-------- ТЕКСТ ДЛЯ ЧТЕНИЯ --------

И все-таки «человек абсурда» остается человеком, и, как все его предшественники, он отправляется на поиски смысла жизни в мир, который, похоже, его утратил. Как ни страшно его падение («Я достиг огромного падения», «Так низко, как я упал, — мало кто падает», — повторяет Хармс в записных книжках за 1937–1938 годы), он живет ожиданием чуда, — такого, что восстановило бы разорванные связи, превратило бы, подобно Искусству, хаос в гармонию. Как иначе интерпретировать заключительный эпизод «Старухи», где герой застывает в молитве перед извивающейся перед ним гусеницей, хрупким символом надежды на искупление, надежды, столь же мимолетной, как жизнь превратившейся в бабочку гусеницы? Именно здесь следует искать ключ к разгадке восприятия творчества Хармса — это «жажда чуда», тяга к высшему с тем, чтобы подняться над безнадежно грязным и унылым бытом, и, наконец, выражение определенной духовности. Все это в совокупности и составляет круг вопросов, встающих в связи с рецепцией творчества Хармса.

--------

# ЗАДАНИЕ A
Выведите без изменений все записи, начиная с самой первой и вплоть до строки, содержащей «svg-text:0.5: 0.5: [52, 660, 77, 680]», включительно.

-------- ПЕРЕЧЕНЬ ЗАПИСЕЙ --------

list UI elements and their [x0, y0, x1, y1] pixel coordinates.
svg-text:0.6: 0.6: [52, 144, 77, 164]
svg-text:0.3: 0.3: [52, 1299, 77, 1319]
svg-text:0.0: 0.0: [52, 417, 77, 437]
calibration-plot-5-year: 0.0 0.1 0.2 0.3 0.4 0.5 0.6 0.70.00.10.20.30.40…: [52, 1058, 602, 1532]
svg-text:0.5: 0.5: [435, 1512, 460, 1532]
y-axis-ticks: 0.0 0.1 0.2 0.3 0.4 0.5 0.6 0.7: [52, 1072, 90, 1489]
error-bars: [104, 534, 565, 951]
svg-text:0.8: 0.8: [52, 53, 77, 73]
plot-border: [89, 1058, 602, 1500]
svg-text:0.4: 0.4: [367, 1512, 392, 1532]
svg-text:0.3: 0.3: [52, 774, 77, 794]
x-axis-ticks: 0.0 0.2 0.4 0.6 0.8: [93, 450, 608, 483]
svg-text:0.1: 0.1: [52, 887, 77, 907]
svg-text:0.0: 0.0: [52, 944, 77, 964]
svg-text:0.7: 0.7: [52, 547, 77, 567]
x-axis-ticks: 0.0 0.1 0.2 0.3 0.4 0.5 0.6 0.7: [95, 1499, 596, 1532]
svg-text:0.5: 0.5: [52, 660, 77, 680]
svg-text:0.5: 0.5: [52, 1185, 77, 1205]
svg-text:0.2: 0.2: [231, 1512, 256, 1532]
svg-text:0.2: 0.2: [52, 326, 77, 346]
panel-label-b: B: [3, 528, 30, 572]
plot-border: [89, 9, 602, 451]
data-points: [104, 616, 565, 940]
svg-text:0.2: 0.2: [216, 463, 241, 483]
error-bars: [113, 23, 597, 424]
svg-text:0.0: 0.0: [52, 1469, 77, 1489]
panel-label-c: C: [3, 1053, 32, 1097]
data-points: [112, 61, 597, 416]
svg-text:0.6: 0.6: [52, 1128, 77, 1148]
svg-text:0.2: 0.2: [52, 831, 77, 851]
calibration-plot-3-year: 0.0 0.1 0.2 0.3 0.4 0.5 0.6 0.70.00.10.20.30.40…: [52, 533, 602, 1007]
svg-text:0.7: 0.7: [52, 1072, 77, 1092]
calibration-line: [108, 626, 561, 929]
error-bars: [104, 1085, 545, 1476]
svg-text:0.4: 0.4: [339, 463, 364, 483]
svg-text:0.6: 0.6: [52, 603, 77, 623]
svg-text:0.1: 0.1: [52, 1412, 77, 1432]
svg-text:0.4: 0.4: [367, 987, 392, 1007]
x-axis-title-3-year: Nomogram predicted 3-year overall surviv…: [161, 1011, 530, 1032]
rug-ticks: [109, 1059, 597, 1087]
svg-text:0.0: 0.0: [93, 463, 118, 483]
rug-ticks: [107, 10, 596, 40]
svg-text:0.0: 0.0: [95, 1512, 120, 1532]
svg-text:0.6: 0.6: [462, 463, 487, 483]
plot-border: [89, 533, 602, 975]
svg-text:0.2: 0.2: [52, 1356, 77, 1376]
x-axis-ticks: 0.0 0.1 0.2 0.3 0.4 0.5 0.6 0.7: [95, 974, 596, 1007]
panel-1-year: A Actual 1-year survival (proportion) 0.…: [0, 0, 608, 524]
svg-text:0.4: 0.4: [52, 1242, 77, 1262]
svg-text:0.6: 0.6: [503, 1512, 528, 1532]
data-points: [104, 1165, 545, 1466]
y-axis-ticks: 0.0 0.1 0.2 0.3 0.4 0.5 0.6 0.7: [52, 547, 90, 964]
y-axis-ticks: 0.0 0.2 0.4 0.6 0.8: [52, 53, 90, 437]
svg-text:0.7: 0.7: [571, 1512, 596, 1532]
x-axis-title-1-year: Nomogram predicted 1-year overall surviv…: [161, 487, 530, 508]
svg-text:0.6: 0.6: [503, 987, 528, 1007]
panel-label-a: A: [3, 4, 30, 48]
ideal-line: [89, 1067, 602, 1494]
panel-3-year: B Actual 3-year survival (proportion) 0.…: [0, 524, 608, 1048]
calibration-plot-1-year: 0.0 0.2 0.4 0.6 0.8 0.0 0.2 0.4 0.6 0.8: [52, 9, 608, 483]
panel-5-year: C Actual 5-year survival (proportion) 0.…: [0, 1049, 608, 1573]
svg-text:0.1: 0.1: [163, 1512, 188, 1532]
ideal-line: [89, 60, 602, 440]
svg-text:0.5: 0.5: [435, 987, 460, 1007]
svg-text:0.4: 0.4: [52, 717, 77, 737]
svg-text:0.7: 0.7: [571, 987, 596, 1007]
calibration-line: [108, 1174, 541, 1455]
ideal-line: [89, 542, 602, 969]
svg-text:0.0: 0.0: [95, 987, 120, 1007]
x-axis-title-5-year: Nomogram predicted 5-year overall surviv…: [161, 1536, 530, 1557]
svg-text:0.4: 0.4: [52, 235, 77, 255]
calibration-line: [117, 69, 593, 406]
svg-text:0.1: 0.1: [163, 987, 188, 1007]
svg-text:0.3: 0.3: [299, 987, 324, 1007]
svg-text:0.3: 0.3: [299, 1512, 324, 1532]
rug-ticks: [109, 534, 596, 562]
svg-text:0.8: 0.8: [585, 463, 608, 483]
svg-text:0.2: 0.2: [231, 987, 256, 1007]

--------

# ЗАДАНИЕ B
Объясните в одном–трех предложениях, на чем в тексте о Хармсе основано утверждение, что «человек абсурда» живет ожиданием чуда.

# ПОЛНОЕ РЕШЕНИЕ A
list UI elements and their [x0, y0, x1, y1] pixel coordinates.
svg-text:0.6: 0.6: [52, 144, 77, 164]
svg-text:0.3: 0.3: [52, 1299, 77, 1319]
svg-text:0.0: 0.0: [52, 417, 77, 437]
calibration-plot-5-year: 0.0 0.1 0.2 0.3 0.4 0.5 0.6 0.70.00.10.20.30.40…: [52, 1058, 602, 1532]
svg-text:0.5: 0.5: [435, 1512, 460, 1532]
y-axis-ticks: 0.0 0.1 0.2 0.3 0.4 0.5 0.6 0.7: [52, 1072, 90, 1489]
error-bars: [104, 534, 565, 951]
svg-text:0.8: 0.8: [52, 53, 77, 73]
plot-border: [89, 1058, 602, 1500]
svg-text:0.4: 0.4: [367, 1512, 392, 1532]
svg-text:0.3: 0.3: [52, 774, 77, 794]
x-axis-ticks: 0.0 0.2 0.4 0.6 0.8: [93, 450, 608, 483]
svg-text:0.1: 0.1: [52, 887, 77, 907]
svg-text:0.0: 0.0: [52, 944, 77, 964]
svg-text:0.7: 0.7: [52, 547, 77, 567]
x-axis-ticks: 0.0 0.1 0.2 0.3 0.4 0.5 0.6 0.7: [95, 1499, 596, 1532]
svg-text:0.5: 0.5: [52, 660, 77, 680]

# ПОЛНОЕ РЕШЕНИЕ B
Утверждение опирается на заключительный эпизод «Старухи»: герой застывает в молитве перед извивающейся гусеницей. Автор видит в ней хрупкий символ надежды на искупление и считает, что иначе этот эпизод интерпретировать нельзя.